WHAT TO WORK ON: Repeat word for word every line from the very first one through the line holding "x-tick-label: 2020 [122,547,155,562]", including both ends.

RECORDS TO PROCESS:

|---|

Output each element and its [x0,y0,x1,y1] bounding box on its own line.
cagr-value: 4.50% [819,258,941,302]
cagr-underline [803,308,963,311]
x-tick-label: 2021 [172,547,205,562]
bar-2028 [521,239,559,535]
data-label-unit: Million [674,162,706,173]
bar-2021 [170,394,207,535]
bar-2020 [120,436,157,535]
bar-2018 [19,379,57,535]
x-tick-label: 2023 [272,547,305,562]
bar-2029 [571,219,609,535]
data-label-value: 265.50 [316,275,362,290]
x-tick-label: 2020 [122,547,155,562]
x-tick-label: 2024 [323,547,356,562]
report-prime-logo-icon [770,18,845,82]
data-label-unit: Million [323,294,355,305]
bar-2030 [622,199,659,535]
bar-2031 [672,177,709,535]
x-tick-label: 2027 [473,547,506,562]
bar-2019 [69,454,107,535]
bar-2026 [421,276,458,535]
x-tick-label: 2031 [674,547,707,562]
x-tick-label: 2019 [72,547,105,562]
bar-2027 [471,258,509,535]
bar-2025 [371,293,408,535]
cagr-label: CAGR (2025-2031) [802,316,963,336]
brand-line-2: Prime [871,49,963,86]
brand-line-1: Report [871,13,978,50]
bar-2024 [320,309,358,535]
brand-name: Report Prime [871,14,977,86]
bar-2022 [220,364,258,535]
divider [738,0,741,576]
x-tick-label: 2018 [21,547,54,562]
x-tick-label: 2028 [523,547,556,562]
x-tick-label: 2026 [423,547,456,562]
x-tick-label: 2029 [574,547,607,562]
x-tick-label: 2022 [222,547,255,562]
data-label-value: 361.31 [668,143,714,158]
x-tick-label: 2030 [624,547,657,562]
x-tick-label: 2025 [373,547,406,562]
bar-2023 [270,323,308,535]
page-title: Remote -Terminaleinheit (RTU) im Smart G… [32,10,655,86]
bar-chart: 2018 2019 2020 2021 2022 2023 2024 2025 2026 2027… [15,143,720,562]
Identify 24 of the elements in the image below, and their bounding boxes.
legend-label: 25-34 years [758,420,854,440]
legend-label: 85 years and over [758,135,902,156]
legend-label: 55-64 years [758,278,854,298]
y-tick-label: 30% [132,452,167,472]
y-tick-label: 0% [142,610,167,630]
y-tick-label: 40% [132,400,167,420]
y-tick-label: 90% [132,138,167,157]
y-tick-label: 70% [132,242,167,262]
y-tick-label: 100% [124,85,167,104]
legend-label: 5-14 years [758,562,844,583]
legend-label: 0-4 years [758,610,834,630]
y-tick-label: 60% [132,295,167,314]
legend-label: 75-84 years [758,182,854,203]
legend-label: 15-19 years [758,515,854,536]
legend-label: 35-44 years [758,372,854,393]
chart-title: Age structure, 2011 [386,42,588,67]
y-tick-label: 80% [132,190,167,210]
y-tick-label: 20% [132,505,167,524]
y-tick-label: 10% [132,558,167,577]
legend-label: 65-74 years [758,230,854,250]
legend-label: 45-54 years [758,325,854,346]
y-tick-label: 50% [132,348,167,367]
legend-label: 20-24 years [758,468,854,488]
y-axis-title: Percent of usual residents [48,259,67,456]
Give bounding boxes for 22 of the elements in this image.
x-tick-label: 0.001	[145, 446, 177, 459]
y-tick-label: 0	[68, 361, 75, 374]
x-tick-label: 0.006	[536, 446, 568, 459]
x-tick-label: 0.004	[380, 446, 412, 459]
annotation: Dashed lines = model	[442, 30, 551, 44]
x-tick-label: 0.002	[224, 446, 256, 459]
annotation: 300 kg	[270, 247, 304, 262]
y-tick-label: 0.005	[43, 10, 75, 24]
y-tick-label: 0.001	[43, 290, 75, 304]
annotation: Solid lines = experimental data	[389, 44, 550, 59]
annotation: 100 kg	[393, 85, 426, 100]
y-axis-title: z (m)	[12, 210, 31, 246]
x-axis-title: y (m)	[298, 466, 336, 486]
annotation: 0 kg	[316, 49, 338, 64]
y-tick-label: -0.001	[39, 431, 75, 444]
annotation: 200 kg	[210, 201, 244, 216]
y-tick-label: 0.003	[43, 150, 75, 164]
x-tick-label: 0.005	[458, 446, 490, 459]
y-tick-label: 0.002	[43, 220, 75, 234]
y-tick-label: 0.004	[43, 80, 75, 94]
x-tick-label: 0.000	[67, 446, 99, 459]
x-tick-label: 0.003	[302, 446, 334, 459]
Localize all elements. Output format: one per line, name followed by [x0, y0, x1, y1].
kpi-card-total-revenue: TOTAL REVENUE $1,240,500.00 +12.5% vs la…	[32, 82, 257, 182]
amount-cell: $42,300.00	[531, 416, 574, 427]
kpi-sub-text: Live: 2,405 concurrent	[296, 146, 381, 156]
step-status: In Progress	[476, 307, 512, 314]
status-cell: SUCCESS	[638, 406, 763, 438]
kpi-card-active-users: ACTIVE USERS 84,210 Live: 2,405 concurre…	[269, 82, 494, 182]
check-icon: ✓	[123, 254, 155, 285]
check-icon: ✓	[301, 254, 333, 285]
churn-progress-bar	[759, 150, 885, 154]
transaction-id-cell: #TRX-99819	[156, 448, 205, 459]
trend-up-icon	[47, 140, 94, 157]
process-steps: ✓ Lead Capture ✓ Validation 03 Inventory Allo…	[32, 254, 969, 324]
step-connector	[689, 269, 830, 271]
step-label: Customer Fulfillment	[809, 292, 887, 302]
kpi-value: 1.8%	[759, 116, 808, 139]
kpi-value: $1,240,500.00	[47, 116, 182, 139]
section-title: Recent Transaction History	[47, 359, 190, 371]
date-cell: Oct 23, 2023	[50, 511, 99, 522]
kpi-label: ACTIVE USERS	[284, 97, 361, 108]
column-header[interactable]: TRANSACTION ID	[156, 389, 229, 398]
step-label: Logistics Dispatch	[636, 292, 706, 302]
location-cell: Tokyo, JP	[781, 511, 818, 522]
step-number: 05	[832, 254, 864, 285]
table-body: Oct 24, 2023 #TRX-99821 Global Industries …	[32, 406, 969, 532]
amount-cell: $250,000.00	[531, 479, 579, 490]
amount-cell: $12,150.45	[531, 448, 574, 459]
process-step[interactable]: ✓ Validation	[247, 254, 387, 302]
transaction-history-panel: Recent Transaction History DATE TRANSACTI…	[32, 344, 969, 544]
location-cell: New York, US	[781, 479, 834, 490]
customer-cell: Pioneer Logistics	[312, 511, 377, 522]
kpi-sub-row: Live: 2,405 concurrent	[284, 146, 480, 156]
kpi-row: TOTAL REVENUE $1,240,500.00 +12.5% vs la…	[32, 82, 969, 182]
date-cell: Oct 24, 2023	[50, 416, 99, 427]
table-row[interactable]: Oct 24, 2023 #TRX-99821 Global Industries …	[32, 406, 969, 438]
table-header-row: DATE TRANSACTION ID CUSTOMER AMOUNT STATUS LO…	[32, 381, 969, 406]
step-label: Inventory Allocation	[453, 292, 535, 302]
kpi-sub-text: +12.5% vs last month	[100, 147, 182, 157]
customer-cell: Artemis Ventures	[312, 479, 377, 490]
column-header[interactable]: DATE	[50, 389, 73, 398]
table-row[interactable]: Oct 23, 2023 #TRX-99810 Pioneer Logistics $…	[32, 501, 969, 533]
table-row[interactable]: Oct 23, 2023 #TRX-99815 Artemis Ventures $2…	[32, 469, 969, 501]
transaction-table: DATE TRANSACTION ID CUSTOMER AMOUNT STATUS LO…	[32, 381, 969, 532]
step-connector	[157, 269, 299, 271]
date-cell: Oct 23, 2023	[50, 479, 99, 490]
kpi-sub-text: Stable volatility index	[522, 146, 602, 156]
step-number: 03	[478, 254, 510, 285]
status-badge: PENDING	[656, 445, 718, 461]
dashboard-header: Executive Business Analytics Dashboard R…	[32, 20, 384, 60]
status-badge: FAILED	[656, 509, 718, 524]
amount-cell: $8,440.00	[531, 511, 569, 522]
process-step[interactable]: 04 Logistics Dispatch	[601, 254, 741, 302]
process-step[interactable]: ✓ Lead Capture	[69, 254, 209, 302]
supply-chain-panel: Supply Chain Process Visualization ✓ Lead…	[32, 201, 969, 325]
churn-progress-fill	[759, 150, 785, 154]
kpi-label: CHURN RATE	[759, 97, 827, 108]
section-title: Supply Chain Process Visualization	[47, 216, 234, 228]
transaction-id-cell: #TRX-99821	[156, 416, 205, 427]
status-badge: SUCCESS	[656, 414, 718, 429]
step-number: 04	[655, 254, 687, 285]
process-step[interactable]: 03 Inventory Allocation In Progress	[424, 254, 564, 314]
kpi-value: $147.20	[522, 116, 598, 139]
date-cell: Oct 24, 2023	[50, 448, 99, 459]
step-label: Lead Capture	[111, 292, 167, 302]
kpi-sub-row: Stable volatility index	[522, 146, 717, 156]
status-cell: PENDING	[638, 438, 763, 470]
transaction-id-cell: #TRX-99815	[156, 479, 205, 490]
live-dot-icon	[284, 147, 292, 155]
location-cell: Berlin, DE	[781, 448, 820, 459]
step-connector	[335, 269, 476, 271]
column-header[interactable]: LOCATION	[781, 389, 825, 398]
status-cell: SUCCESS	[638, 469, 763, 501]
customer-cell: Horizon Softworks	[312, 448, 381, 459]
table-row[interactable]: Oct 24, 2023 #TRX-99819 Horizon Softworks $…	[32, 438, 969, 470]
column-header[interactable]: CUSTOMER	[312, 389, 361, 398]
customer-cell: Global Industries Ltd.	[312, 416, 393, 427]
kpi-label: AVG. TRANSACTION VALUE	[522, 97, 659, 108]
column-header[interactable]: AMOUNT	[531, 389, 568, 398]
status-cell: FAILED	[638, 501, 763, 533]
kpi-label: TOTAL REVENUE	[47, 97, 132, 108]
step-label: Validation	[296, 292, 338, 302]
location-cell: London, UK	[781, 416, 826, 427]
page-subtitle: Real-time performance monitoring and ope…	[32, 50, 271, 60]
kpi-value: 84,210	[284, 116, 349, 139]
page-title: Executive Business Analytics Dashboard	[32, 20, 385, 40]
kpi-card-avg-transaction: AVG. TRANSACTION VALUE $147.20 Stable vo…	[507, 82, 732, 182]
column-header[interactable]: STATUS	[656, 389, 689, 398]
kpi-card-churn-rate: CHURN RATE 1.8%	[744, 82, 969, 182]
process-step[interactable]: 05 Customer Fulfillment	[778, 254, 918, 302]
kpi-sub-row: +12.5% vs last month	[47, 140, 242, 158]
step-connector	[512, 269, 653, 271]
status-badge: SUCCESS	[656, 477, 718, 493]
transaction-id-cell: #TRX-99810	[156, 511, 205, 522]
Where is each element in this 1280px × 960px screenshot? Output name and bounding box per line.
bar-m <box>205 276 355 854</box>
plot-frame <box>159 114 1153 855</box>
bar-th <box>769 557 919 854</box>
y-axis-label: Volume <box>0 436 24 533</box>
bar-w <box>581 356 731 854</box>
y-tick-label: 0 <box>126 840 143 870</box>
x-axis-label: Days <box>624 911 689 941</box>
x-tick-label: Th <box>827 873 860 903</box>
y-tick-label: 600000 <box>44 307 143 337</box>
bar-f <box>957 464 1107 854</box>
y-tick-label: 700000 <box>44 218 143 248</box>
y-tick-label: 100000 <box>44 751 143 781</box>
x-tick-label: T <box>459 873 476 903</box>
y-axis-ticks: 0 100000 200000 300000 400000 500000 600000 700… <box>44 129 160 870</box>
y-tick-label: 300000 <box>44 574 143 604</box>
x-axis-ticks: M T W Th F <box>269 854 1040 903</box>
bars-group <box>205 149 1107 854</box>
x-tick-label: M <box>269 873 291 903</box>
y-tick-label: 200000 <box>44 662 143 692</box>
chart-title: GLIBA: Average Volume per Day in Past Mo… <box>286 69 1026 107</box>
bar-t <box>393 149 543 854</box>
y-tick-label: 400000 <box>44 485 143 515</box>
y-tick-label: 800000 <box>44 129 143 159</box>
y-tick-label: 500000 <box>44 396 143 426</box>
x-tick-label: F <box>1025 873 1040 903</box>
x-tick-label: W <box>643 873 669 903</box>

|---|

COMPLETE RESPONSE:
Output each element and its [x0,y0,x1,y1] bounding box on its own line.
cagr-value: 4.50% [819,258,941,302]
cagr-underline [803,308,963,311]
x-tick-label: 2021 [172,547,205,562]
bar-2028 [521,239,559,535]
data-label-unit: Million [674,162,706,173]
bar-2021 [170,394,207,535]
bar-2020 [120,436,157,535]
bar-2018 [19,379,57,535]
x-tick-label: 2023 [272,547,305,562]
bar-2029 [571,219,609,535]
data-label-value: 265.50 [316,275,362,290]
x-tick-label: 2020 [122,547,155,562]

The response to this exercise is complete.